— PROBLEM TO SOLVE —
Print the entire listing. Each line must match the original exactly.

— MATERIAL FOR THE TASK —
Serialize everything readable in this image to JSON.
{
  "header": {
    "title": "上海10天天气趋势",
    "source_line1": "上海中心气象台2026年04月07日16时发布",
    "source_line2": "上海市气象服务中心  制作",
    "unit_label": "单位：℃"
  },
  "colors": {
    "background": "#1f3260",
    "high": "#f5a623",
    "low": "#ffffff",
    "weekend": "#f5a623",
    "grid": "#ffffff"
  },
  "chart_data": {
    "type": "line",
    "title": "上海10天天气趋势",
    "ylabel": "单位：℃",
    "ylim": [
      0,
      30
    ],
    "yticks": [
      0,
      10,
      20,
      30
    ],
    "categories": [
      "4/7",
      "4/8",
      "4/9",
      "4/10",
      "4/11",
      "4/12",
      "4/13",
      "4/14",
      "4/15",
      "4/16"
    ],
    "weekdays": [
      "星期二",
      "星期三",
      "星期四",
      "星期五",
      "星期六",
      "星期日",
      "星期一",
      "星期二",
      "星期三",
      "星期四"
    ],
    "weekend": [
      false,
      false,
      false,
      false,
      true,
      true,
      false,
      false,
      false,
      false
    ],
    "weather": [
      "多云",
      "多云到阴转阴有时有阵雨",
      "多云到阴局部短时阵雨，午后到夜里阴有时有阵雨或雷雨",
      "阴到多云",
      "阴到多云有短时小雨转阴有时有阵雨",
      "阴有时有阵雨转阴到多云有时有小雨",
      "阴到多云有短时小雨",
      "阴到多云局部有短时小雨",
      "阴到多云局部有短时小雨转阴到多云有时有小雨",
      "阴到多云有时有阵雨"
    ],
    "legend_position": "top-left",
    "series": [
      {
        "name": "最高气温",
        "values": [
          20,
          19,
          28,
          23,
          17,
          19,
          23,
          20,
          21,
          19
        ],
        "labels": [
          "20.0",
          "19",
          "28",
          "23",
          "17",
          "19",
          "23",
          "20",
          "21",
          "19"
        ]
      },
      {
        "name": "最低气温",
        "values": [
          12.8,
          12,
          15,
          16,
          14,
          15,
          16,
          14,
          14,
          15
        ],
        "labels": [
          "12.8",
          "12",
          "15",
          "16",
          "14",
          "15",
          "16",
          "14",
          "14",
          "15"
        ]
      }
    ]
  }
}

— RESPONSE BELOW —
Serialize everything readable in this image to JSON.
{
  "header": {
    "title": "上海10天天气趋势",
    "source_line1": "上海中心气象台2026年04月07日16时发布",
    "source_line2": "上海市气象服务中心  制作",
    "unit_label": "单位：℃"
  },
  "colors": {
    "background": "#1f3260",
    "high": "#f5a623",
    "low": "#ffffff",
    "weekend": "#f5a623",
    "grid": "#ffffff"
  },
  "chart_data": {
    "type": "line",
    "title": "上海10天天气趋势",
    "ylabel": "单位：℃",
    "ylim": [
      0,
      30
    ],
    "yticks": [
      0,
      10,
      20,
      30
    ],
    "categories": [
      "4/7",
      "4/8",
      "4/9",
      "4/10",
      "4/11",
      "4/12",
      "4/13",
      "4/14",
      "4/15",
      "4/16"
    ],
    "weekdays": [
      "星期二",
      "星期三",
      "星期四",
      "星期五",
      "星期六",
      "星期日",
      "星期一",
      "星期二",
      "星期三",
      "星期四"
    ],
    "weekend": [
      false,
      false,
      false,
      false,
      true,
      true,
      false,
      false,
      false,
      false
    ],
    "weather": [
      "多云",
      "多云到阴转阴有时有阵雨",
      "多云到阴局部短时阵雨，午后到夜里阴有时有阵雨或雷雨",
      "阴到多云",
      "阴到多云有短时小雨转阴有时有阵雨",
      "阴有时有阵雨转阴到多云有时有小雨",
      "阴到多云有短时小雨",
      "阴到多云局部有短时小雨",
      "阴到多云局部有短时小雨转阴到多云有时有小雨",
      "阴到多云有时有阵雨"
    ],
    "legend_position": "top-left",
    "series": [
      {
        "name": "最高气温",
        "values": [
          20,
          19,
          28,
          23,
          17,
          19,
          23,
          20,
          21,
          19
        ],
        "labels": [
          "20.0",
          "19",
          "28",
          "23",
          "17",
          "19",
          "23",
          "20",
          "21",
          "19"
        ]
      },
      {
        "name": "最低气温",
        "values": [
          12.8,
          12,
          15,
          16,
          14,
          15,
          16,
          14,
          14,
          15
        ],
        "labels": [
          "12.8",
          "12",
          "15",
          "16",
          "14",
          "15",
          "16",
          "14",
          "14",
          "15"
        ]
      }
    ]
  }
}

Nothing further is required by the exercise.